**Instructions to follow:**
Go through the entries below and collect each line with the string "active" in it.

— START OF Exercise input —

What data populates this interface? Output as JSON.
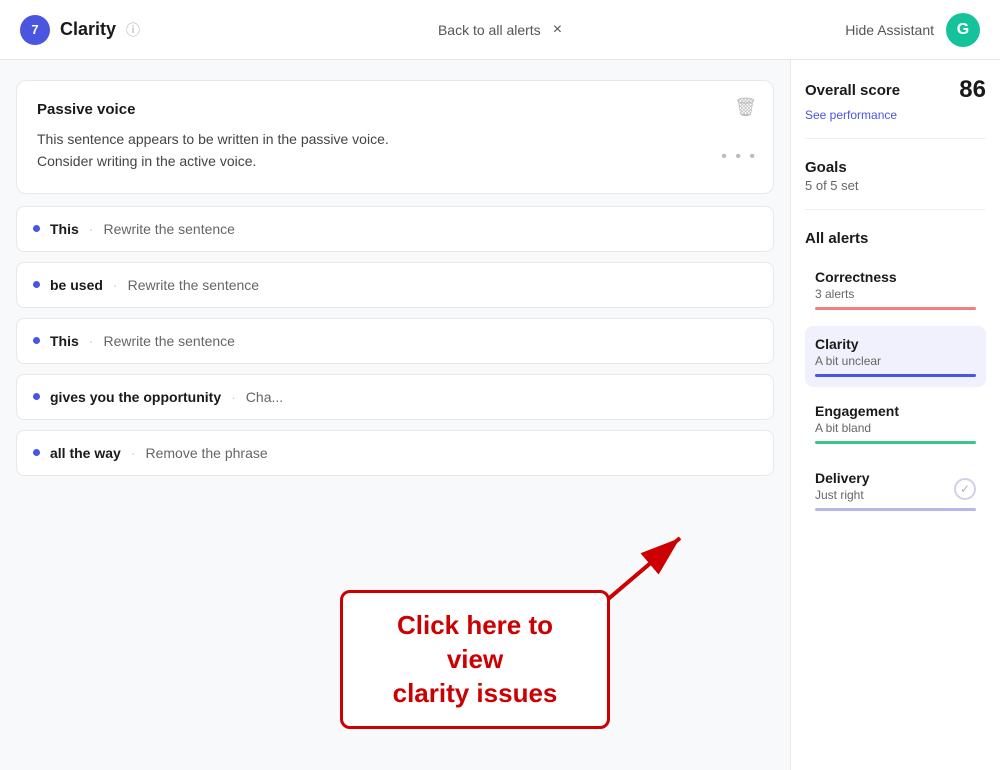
{
  "header": {
    "badge": "7",
    "title": "Clarity",
    "info_label": "ⓘ",
    "back_link": "Back to all alerts",
    "close": "×",
    "hide_assistant": "Hide Assistant",
    "grammarly_letter": "G"
  },
  "card": {
    "title": "Passive voice",
    "body_line1": "This sentence appears to be written in the passive voice.",
    "body_line2": "Consider writing in the active voice."
  },
  "list_items": [
    {
      "word": "This",
      "separator": "·",
      "action": "Rewrite the sentence"
    },
    {
      "word": "be used",
      "separator": "·",
      "action": "Rewrite the sentence"
    },
    {
      "word": "This",
      "separator": "·",
      "action": "Rewrite the sentence"
    },
    {
      "word": "gives you the opportunity",
      "separator": "·",
      "action": "Cha..."
    },
    {
      "word": "all the way",
      "separator": "·",
      "action": "Remove the phrase"
    }
  ],
  "right_panel": {
    "score_label": "Overall score",
    "score_value": "86",
    "score_sub": "See performance",
    "goals_label": "Goals",
    "goals_sub": "5 of 5 set",
    "all_alerts_label": "All alerts",
    "alerts": [
      {
        "label": "Correctness",
        "sub": "3 alerts",
        "bar_class": "bar-red",
        "active": false
      },
      {
        "label": "Clarity",
        "sub": "A bit unclear",
        "bar_class": "bar-blue",
        "active": true
      },
      {
        "label": "Engagement",
        "sub": "A bit bland",
        "bar_class": "bar-green",
        "active": false
      },
      {
        "label": "Delivery",
        "sub": "Just right",
        "bar_class": "bar-purple",
        "active": false,
        "has_check": true
      }
    ]
  },
  "callout": {
    "line1": "Click here to view",
    "line2": "clarity issues"
  }
}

— END OF Exercise input —

**Written answer:**
    "body_line2": "Consider writing in the active voice."
        "active": false
        "active": true
        "active": false
        "active": false,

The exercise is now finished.